====== Information shown ======

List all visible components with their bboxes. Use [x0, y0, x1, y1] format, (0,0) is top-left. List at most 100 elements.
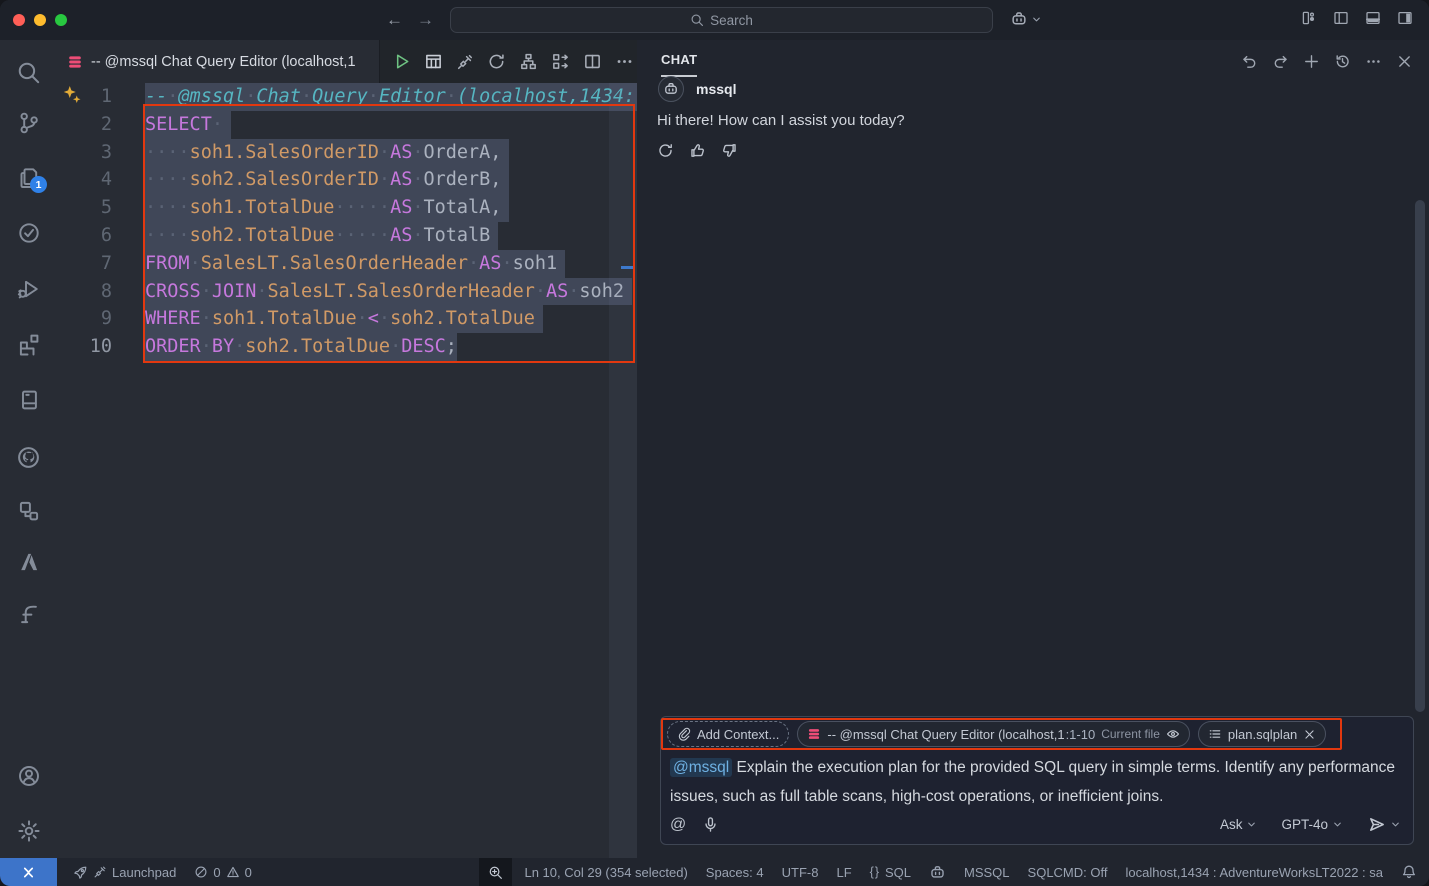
mention-icon[interactable]: @	[670, 816, 686, 834]
history-icon[interactable]	[1334, 53, 1351, 70]
minimize-window-button[interactable]	[34, 14, 46, 26]
sidebar-item-testing[interactable]	[0, 213, 57, 253]
code-line[interactable]: 5····soh1.TotalDue·····AS·TotalA,	[57, 194, 637, 222]
explorer-badge: 1	[30, 176, 47, 193]
estimated-plan-icon[interactable]	[487, 52, 506, 71]
settings-button[interactable]	[0, 811, 57, 851]
error-icon	[194, 865, 208, 879]
close-window-button[interactable]	[13, 14, 25, 26]
code-line[interactable]: 1--·@mssql·Chat·Query·Editor·(localhost,…	[57, 83, 637, 111]
new-chat-icon[interactable]	[1303, 53, 1320, 70]
mode-picker[interactable]: Ask	[1220, 817, 1258, 832]
sidebar-item-fabric[interactable]	[0, 594, 57, 634]
title-bar: ← → Search	[0, 0, 1429, 40]
plug-icon	[93, 865, 107, 879]
add-context-label: Add Context...	[697, 727, 779, 742]
code-line[interactable]: 3····soh1.SalesOrderID·AS·OrderA,	[57, 139, 637, 167]
sidebar-item-notebooks[interactable]	[0, 380, 57, 420]
code-line[interactable]: 9WHERE·soh1.TotalDue·<·soh2.TotalDue	[57, 305, 637, 333]
chip-plan-label: plan.sqlplan	[1228, 727, 1297, 742]
sidebar-item-containers[interactable]	[0, 491, 57, 531]
tab-chat[interactable]: CHAT	[661, 52, 697, 71]
run-query-icon[interactable]	[392, 52, 411, 71]
connection-icon[interactable]	[456, 53, 474, 71]
query-plan-icon[interactable]	[519, 52, 538, 71]
zoom-in-icon	[488, 865, 503, 880]
eye-icon[interactable]	[1166, 727, 1180, 741]
editor[interactable]: 1--·@mssql·Chat·Query·Editor·(localhost,…	[57, 83, 637, 858]
model-picker[interactable]: GPT-4o	[1281, 817, 1343, 832]
sidebar-item-github[interactable]	[0, 437, 57, 477]
thumbs-down-icon[interactable]	[721, 142, 738, 159]
code-line[interactable]: 10ORDER·BY·soh2.TotalDue·DESC;	[57, 333, 637, 361]
toggle-secondary-sidebar-icon[interactable]	[1397, 10, 1415, 28]
context-chip-current-file[interactable]: -- @mssql Chat Query Editor (localhost,1…	[797, 721, 1190, 747]
mention-chip[interactable]: @mssql	[670, 758, 732, 777]
more-actions-icon[interactable]	[615, 52, 634, 71]
retry-icon[interactable]	[657, 142, 674, 159]
code-line[interactable]: 2SELECT·	[57, 111, 637, 139]
copilot-menu[interactable]	[1010, 10, 1042, 28]
code-line[interactable]: 8CROSS·JOIN·SalesLT.SalesOrderHeader·AS·…	[57, 278, 637, 306]
sidebar-item-source-control[interactable]	[0, 103, 57, 143]
account-button[interactable]	[0, 756, 57, 796]
indentation-status[interactable]: Spaces: 4	[706, 865, 764, 880]
chip-file-range: :1-10	[1066, 727, 1096, 742]
code-line[interactable]: 6····soh2.TotalDue·····AS·TotalB	[57, 222, 637, 250]
problems-status[interactable]: 0 0	[194, 865, 251, 880]
encoding-status[interactable]: UTF-8	[782, 865, 819, 880]
sidebar-item-search[interactable]	[0, 52, 57, 92]
notifications-button[interactable]	[1401, 864, 1417, 880]
launchpad-label: Launchpad	[112, 865, 176, 880]
connection-status[interactable]: localhost,1434 : AdventureWorksLT2022 : …	[1125, 865, 1383, 880]
toggle-primary-sidebar-icon[interactable]	[1333, 10, 1351, 28]
more-actions-icon[interactable]	[1365, 53, 1382, 70]
warning-count: 0	[245, 865, 252, 880]
launchpad-status[interactable]: Launchpad	[73, 865, 176, 880]
chat-input-text[interactable]: @mssql Explain the execution plan for th…	[670, 753, 1408, 811]
remote-indicator[interactable]	[0, 858, 57, 886]
context-chip-sqlplan[interactable]: plan.sqlplan	[1198, 721, 1326, 747]
add-context-button[interactable]: Add Context...	[667, 721, 789, 747]
editor-scrollbar[interactable]	[609, 83, 637, 858]
toggle-panel-icon[interactable]	[1365, 10, 1383, 28]
code-line[interactable]: 7FROM·SalesLT.SalesOrderHeader·AS·soh1	[57, 250, 637, 278]
code-lines[interactable]: 1--·@mssql·Chat·Query·Editor·(localhost,…	[57, 83, 637, 361]
redo-icon[interactable]	[1272, 53, 1289, 70]
chat-input-box[interactable]: Add Context... -- @mssql Chat Query Edit…	[660, 716, 1414, 845]
language-status[interactable]: {}SQL	[870, 865, 911, 880]
editor-group: -- @mssql Chat Query Editor (localhost,1…	[57, 40, 637, 858]
forward-icon[interactable]: →	[417, 10, 434, 30]
zoom-window-button[interactable]	[55, 14, 67, 26]
cursor-position-status[interactable]: Ln 10, Col 29 (354 selected)	[524, 865, 687, 880]
split-editor-icon[interactable]	[583, 52, 602, 71]
sidebar-item-azure[interactable]	[0, 542, 57, 582]
microphone-icon[interactable]	[702, 816, 719, 833]
sidebar-item-run-debug[interactable]	[0, 269, 57, 309]
thumbs-up-icon[interactable]	[689, 142, 706, 159]
close-icon[interactable]	[1396, 53, 1413, 70]
eol-status[interactable]: LF	[836, 865, 851, 880]
sqlcmd-status[interactable]: SQLCMD: Off	[1028, 865, 1108, 880]
editor-toolbar	[380, 40, 637, 83]
undo-icon[interactable]	[1241, 53, 1258, 70]
github-icon	[16, 445, 41, 470]
close-icon[interactable]	[1303, 728, 1316, 741]
sidebar-item-extensions[interactable]	[0, 324, 57, 364]
sidebar-item-explorer[interactable]: 1	[0, 158, 57, 198]
mssql-status[interactable]: MSSQL	[964, 865, 1010, 880]
back-icon[interactable]: ←	[386, 10, 403, 30]
zoom-indicator[interactable]	[479, 858, 512, 886]
send-button[interactable]	[1367, 815, 1401, 834]
editor-tab[interactable]: -- @mssql Chat Query Editor (localhost,1	[57, 40, 380, 83]
copilot-status[interactable]	[929, 864, 946, 881]
customize-layout-icon[interactable]	[1301, 10, 1319, 28]
selection-highlight: CROSS·JOIN·SalesLT.SalesOrderHeader·AS·s…	[145, 278, 632, 306]
selection-highlight: --·@mssql·Chat·Query·Editor·(localhost,1…	[145, 83, 637, 111]
code-line[interactable]: 4····soh2.SalesOrderID·AS·OrderB,	[57, 166, 637, 194]
chat-scrollbar[interactable]	[1415, 200, 1425, 712]
enable-actual-plan-icon[interactable]	[551, 52, 570, 71]
chevron-down-icon	[1246, 819, 1257, 830]
results-grid-icon[interactable]	[424, 52, 443, 71]
command-center-search[interactable]: Search	[450, 7, 993, 33]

======

- [Short problem] Please return every line of the records above word for word, leaving out the pictures.

- [Solution for this task]
List all visible components with their bboxes. Use [x0, y0, x1, y1] format, (0,0) is top-left. List at most 100 elements.
mention-icon[interactable]: @	[670, 816, 686, 834]
history-icon[interactable]	[1334, 53, 1351, 70]
minimize-window-button[interactable]	[34, 14, 46, 26]
sidebar-item-testing[interactable]	[0, 213, 57, 253]
code-line[interactable]: 5····soh1.TotalDue·····AS·TotalA,	[57, 194, 637, 222]
explorer-badge: 1	[30, 176, 47, 193]
estimated-plan-icon[interactable]	[487, 52, 506, 71]
settings-button[interactable]	[0, 811, 57, 851]
error-icon	[194, 865, 208, 879]
close-window-button[interactable]	[13, 14, 25, 26]
code-line[interactable]: 1--·@mssql·Chat·Query·Editor·(localhost,…	[57, 83, 637, 111]
new-chat-icon[interactable]	[1303, 53, 1320, 70]
mode-picker[interactable]: Ask	[1220, 817, 1258, 832]
sidebar-item-fabric[interactable]	[0, 594, 57, 634]
title-bar: ← → Search	[0, 0, 1429, 40]
plug-icon	[93, 865, 107, 879]
add-context-label: Add Context...	[697, 727, 779, 742]
code-line[interactable]: 3····soh1.SalesOrderID·AS·OrderA,	[57, 139, 637, 167]
sidebar-item-notebooks[interactable]	[0, 380, 57, 420]
code-line[interactable]: 9WHERE·soh1.TotalDue·<·soh2.TotalDue	[57, 305, 637, 333]
chip-plan-label: plan.sqlplan	[1228, 727, 1297, 742]
sidebar-item-containers[interactable]	[0, 491, 57, 531]
tab-chat[interactable]: CHAT	[661, 52, 697, 71]
run-query-icon[interactable]	[392, 52, 411, 71]
connection-icon[interactable]	[456, 53, 474, 71]
query-plan-icon[interactable]	[519, 52, 538, 71]
zoom-in-icon	[488, 865, 503, 880]
eye-icon[interactable]	[1166, 727, 1180, 741]
editor[interactable]: 1--·@mssql·Chat·Query·Editor·(localhost,…	[57, 83, 637, 858]
model-picker[interactable]: GPT-4o	[1281, 817, 1343, 832]
sidebar-item-github[interactable]	[0, 437, 57, 477]
thumbs-down-icon[interactable]	[721, 142, 738, 159]
code-line[interactable]: 10ORDER·BY·soh2.TotalDue·DESC;	[57, 333, 637, 361]
toggle-secondary-sidebar-icon[interactable]	[1397, 10, 1415, 28]
context-chip-current-file[interactable]: -- @mssql Chat Query Editor (localhost,1…	[797, 721, 1190, 747]
mention-chip[interactable]: @mssql	[670, 758, 732, 777]
more-actions-icon[interactable]	[615, 52, 634, 71]
retry-icon[interactable]	[657, 142, 674, 159]
code-line[interactable]: 2SELECT·	[57, 111, 637, 139]
copilot-menu[interactable]	[1010, 10, 1042, 28]
code-line[interactable]: 8CROSS·JOIN·SalesLT.SalesOrderHeader·AS·…	[57, 278, 637, 306]
sidebar-item-source-control[interactable]	[0, 103, 57, 143]
account-button[interactable]	[0, 756, 57, 796]
indentation-status[interactable]: Spaces: 4	[706, 865, 764, 880]
chip-file-range: :1-10	[1066, 727, 1096, 742]
code-line[interactable]: 6····soh2.TotalDue·····AS·TotalB	[57, 222, 637, 250]
problems-status[interactable]: 0 0	[194, 865, 251, 880]
encoding-status[interactable]: UTF-8	[782, 865, 819, 880]
sidebar-item-search[interactable]	[0, 52, 57, 92]
notifications-button[interactable]	[1401, 864, 1417, 880]
launchpad-label: Launchpad	[112, 865, 176, 880]
connection-status[interactable]: localhost,1434 : AdventureWorksLT2022 : …	[1125, 865, 1383, 880]
toggle-primary-sidebar-icon[interactable]	[1333, 10, 1351, 28]
more-actions-icon[interactable]	[1365, 53, 1382, 70]
warning-count: 0	[245, 865, 252, 880]
launchpad-status[interactable]: Launchpad	[73, 865, 176, 880]
chat-input-text[interactable]: @mssql Explain the execution plan for th…	[670, 753, 1408, 811]
remote-indicator[interactable]	[0, 858, 57, 886]
context-chip-sqlplan[interactable]: plan.sqlplan	[1198, 721, 1326, 747]
add-context-button[interactable]: Add Context...	[667, 721, 789, 747]
editor-scrollbar[interactable]	[609, 83, 637, 858]
toggle-panel-icon[interactable]	[1365, 10, 1383, 28]
code-line[interactable]: 7FROM·SalesLT.SalesOrderHeader·AS·soh1	[57, 250, 637, 278]
code-lines[interactable]: 1--·@mssql·Chat·Query·Editor·(localhost,…	[57, 83, 637, 361]
redo-icon[interactable]	[1272, 53, 1289, 70]
chat-input-box[interactable]: Add Context... -- @mssql Chat Query Edit…	[660, 716, 1414, 845]
language-status[interactable]: {}SQL	[870, 865, 911, 880]
editor-group: -- @mssql Chat Query Editor (localhost,1…	[57, 40, 637, 858]
forward-icon[interactable]: →	[417, 10, 434, 30]
zoom-window-button[interactable]	[55, 14, 67, 26]
cursor-position-status[interactable]: Ln 10, Col 29 (354 selected)	[524, 865, 687, 880]
split-editor-icon[interactable]	[583, 52, 602, 71]
sidebar-item-azure[interactable]	[0, 542, 57, 582]
microphone-icon[interactable]	[702, 816, 719, 833]
sidebar-item-run-debug[interactable]	[0, 269, 57, 309]
thumbs-up-icon[interactable]	[689, 142, 706, 159]
close-icon[interactable]	[1396, 53, 1413, 70]
eol-status[interactable]: LF	[836, 865, 851, 880]
sqlcmd-status[interactable]: SQLCMD: Off	[1028, 865, 1108, 880]
editor-toolbar	[380, 40, 637, 83]
undo-icon[interactable]	[1241, 53, 1258, 70]
github-icon	[16, 445, 41, 470]
close-icon[interactable]	[1303, 728, 1316, 741]
sidebar-item-extensions[interactable]	[0, 324, 57, 364]
sidebar-item-explorer[interactable]: 1	[0, 158, 57, 198]
mssql-status[interactable]: MSSQL	[964, 865, 1010, 880]
back-icon[interactable]: ←	[386, 10, 403, 30]
zoom-indicator[interactable]	[479, 858, 512, 886]
send-button[interactable]	[1367, 815, 1401, 834]
editor-tab[interactable]: -- @mssql Chat Query Editor (localhost,1	[57, 40, 380, 83]
copilot-status[interactable]	[929, 864, 946, 881]
customize-layout-icon[interactable]	[1301, 10, 1319, 28]
selection-highlight: CROSS·JOIN·SalesLT.SalesOrderHeader·AS·s…	[145, 278, 632, 306]
selection-highlight: --·@mssql·Chat·Query·Editor·(localhost,1…	[145, 83, 637, 111]
code-line[interactable]: 4····soh2.SalesOrderID·AS·OrderB,	[57, 166, 637, 194]
chat-scrollbar[interactable]	[1415, 200, 1425, 712]
enable-actual-plan-icon[interactable]	[551, 52, 570, 71]
chevron-down-icon	[1246, 819, 1257, 830]
results-grid-icon[interactable]	[424, 52, 443, 71]
command-center-search[interactable]: Search	[450, 7, 993, 33]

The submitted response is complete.